··· Extrait du texte ···
Ainsi donc saint Laurent Justinien a raison d'appeler Marie l'Espérance des coupables,
puisque seule elle leur obtient de Dieu le pardon de leurs fautes. Saint Bernard fait bien de
lui décerner le titre d'Échelle des pécheurs, puisque cette Reine compatissante leur tend
une main secourable, les retire de l'abîme où ils sont misérablement tombés, et les fait
remonter à Dieu. Et saint Augustin n'a pas tort de la proclamer notre unique Espérance,
puisque c'est par elle seule que nous espérons la rémission de tous nos péchés. Saint Jean
Chrysostôme ne parle pas autrement que l'illustre évêque d'Hippone : " Par elle, dit-il,
nous obtenons le pardon de nos péchés ". Et, plein de confiance en sa médiation, il lui
adresse cette prière au nom de tous les pécheurs : Nous vous saluons, ô Mère de Dieu et
notre Mère, Ciel où Dieu réside, Trône du haut duquel le Seigneur dispense toutes ses
grâces ! priez sans cesse Jésus pour nous, afin que, par votre entremise, nous puissions
trouver miséricorde au jour du jugement, et partager la gloire des élus dans l'éternité.
C'est avec raison, enfin, comme le remarque Innocent III, que Marie est comparée à
l'aurore dans ce passage du Cantique : Quelle est celle-ci qui s'avance comme une aurore
naissante ? Car la naissance de Marie mit fin au règne des vices, comme l'aurore met fin
aux ombres de la nuit. Ainsi parle ce pontife. Or, le changement opéré autrefois dans le
monde par cette bienheureuse naissance, se reproduit dans toute âme où naît la dévotion à
Marie : elle en bannit les ténèbres du péché et guide ses pas dans la voie des vertus. De là
l'exclamation de saint Germain : " O Mère de Dieu, votre protection nous donne
l'immortalité ; votre intercession, c'est la vie ". Le même saint assure que le nom de Marie,
dans la bouche de celui qui le prononce avec affection, est le signe de la vie, ou du moins
le présage d'un prompt retour à la vie.
Sur les paroles du Cantique de Marie : Voici qu'à partir de ce moment
toutes les nations m'appelleront bienheureuse, saint Bernard s'écrie : Oui, ô ma Souveraine, vous
serez proclamée bienheureuse par tous les hommes, parce que votre intercession assure à
tous vos serviteurs la vie de la grâce et la gloire céleste. En vous les pécheurs trouvent
le pardon, les justes la persévérance, et ensuite la vie éternelle.
- Ne perds donc
pas confiance, ô pécheur, dit le pieux Bernardin de Bustis ; ne te décourage point,
quand même tu te serais souillé de toutes les iniquités, mais recours avec assurance à
cette glorieuse Reine ; tu la trouveras toujours les mains pleines de miséricorde, et
plus désireuse de te combler de ses dons, que toi-même de les recevoir.
···
Transcrivez fidèlement le passage de l'extrait sur Marie qui commence par « Sur les paroles » et se poursuit jusqu'à « de les recevoir. ».
··· Contenu des données ···
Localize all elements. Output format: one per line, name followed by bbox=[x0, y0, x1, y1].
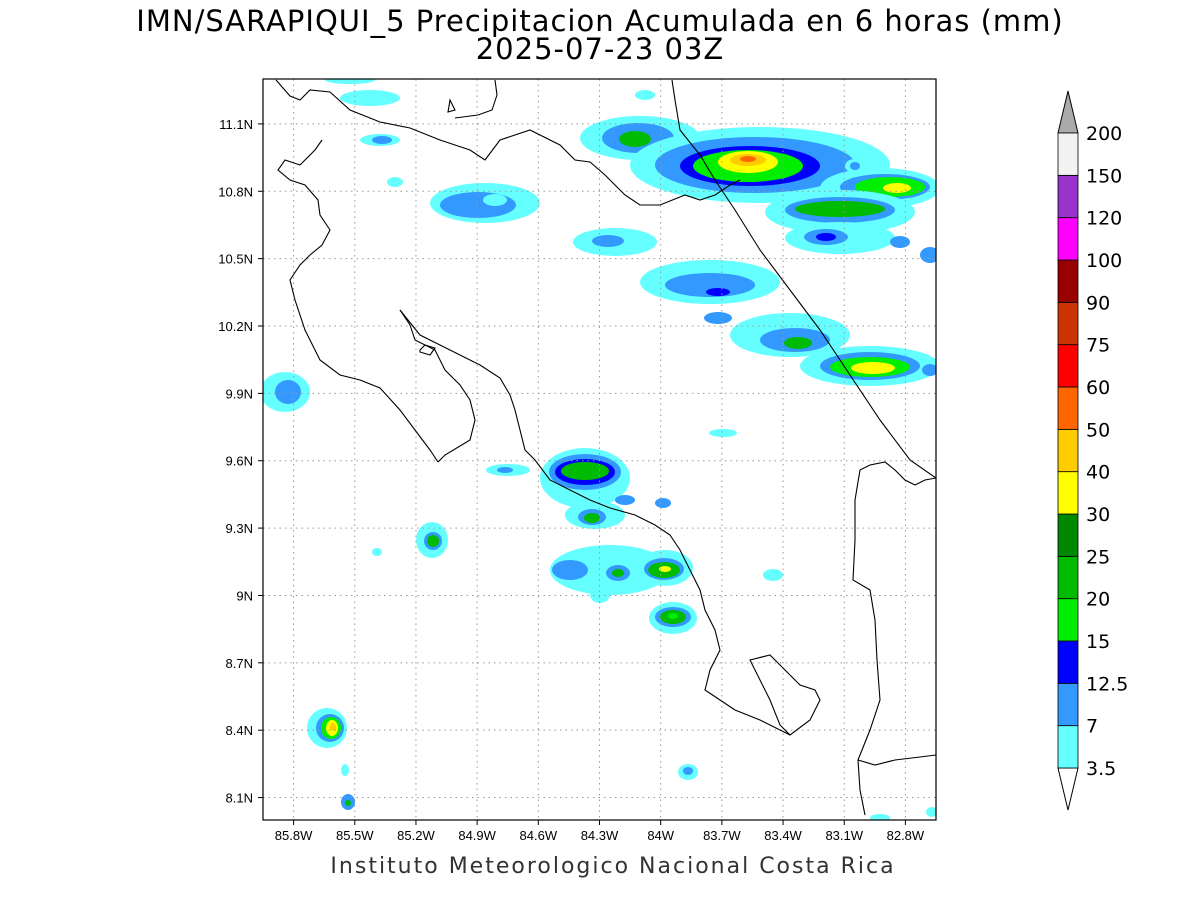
···
### Corrigé
Sur les paroles du Cantique de Marie : Voici qu'à partir de ce moment
toutes les nations m'appelleront bienheureuse, saint Bernard s'écrie : Oui, ô ma Souveraine, vous
serez proclamée bienheureuse par tous les hommes, parce que votre intercession assure à
tous vos serviteurs la vie de la grâce et la gloire céleste. En vous les pécheurs trouvent
le pardon, les justes la persévérance, et ensuite la vie éternelle.
- Ne perds donc
pas confiance, ô pécheur, dit le pieux Bernardin de Bustis ; ne te décourage point,
quand même tu te serais souillé de toutes les iniquités, mais recours avec assurance à
cette glorieuse Reine ; tu la trouveras toujours les mains pleines de miséricorde, et
plus désireuse de te combler de ses dons, que toi-même de les recevoir.